- Records shown:
§

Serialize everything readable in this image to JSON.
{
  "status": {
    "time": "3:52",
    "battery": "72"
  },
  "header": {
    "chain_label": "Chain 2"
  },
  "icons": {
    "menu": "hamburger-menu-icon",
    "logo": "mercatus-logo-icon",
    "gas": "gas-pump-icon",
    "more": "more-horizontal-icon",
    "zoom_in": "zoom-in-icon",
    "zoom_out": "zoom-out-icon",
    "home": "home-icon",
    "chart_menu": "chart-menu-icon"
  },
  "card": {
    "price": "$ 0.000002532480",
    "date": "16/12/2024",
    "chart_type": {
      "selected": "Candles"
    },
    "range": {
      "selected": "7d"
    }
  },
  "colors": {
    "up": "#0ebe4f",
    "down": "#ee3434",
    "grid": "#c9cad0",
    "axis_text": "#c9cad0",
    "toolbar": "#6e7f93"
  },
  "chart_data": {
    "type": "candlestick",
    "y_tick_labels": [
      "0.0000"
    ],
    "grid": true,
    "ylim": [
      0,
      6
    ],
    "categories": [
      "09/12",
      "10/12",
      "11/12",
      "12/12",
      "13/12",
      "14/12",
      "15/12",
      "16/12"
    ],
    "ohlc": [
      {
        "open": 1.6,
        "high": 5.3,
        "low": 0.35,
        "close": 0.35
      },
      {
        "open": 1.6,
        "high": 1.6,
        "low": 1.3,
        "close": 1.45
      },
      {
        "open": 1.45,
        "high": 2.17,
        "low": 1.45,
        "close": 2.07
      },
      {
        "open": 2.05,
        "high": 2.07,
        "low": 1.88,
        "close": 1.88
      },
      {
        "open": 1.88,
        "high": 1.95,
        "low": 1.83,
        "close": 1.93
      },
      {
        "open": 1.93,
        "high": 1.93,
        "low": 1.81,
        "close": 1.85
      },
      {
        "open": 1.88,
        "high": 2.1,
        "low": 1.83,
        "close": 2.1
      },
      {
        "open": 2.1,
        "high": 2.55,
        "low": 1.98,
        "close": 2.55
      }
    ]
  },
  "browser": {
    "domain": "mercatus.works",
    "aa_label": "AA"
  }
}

§

- Do this: Copy the data above exactly. Every line must be included.

- Complete output:
Serialize everything readable in this image to JSON.
{
  "status": {
    "time": "3:52",
    "battery": "72"
  },
  "header": {
    "chain_label": "Chain 2"
  },
  "icons": {
    "menu": "hamburger-menu-icon",
    "logo": "mercatus-logo-icon",
    "gas": "gas-pump-icon",
    "more": "more-horizontal-icon",
    "zoom_in": "zoom-in-icon",
    "zoom_out": "zoom-out-icon",
    "home": "home-icon",
    "chart_menu": "chart-menu-icon"
  },
  "card": {
    "price": "$ 0.000002532480",
    "date": "16/12/2024",
    "chart_type": {
      "selected": "Candles"
    },
    "range": {
      "selected": "7d"
    }
  },
  "colors": {
    "up": "#0ebe4f",
    "down": "#ee3434",
    "grid": "#c9cad0",
    "axis_text": "#c9cad0",
    "toolbar": "#6e7f93"
  },
  "chart_data": {
    "type": "candlestick",
    "y_tick_labels": [
      "0.0000"
    ],
    "grid": true,
    "ylim": [
      0,
      6
    ],
    "categories": [
      "09/12",
      "10/12",
      "11/12",
      "12/12",
      "13/12",
      "14/12",
      "15/12",
      "16/12"
    ],
    "ohlc": [
      {
        "open": 1.6,
        "high": 5.3,
        "low": 0.35,
        "close": 0.35
      },
      {
        "open": 1.6,
        "high": 1.6,
        "low": 1.3,
        "close": 1.45
      },
      {
        "open": 1.45,
        "high": 2.17,
        "low": 1.45,
        "close": 2.07
      },
      {
        "open": 2.05,
        "high": 2.07,
        "low": 1.88,
        "close": 1.88
      },
      {
        "open": 1.88,
        "high": 1.95,
        "low": 1.83,
        "close": 1.93
      },
      {
        "open": 1.93,
        "high": 1.93,
        "low": 1.81,
        "close": 1.85
      },
      {
        "open": 1.88,
        "high": 2.1,
        "low": 1.83,
        "close": 2.1
      },
      {
        "open": 2.1,
        "high": 2.55,
        "low": 1.98,
        "close": 2.55
      }
    ]
  },
  "browser": {
    "domain": "mercatus.works",
    "aa_label": "AA"
  }
}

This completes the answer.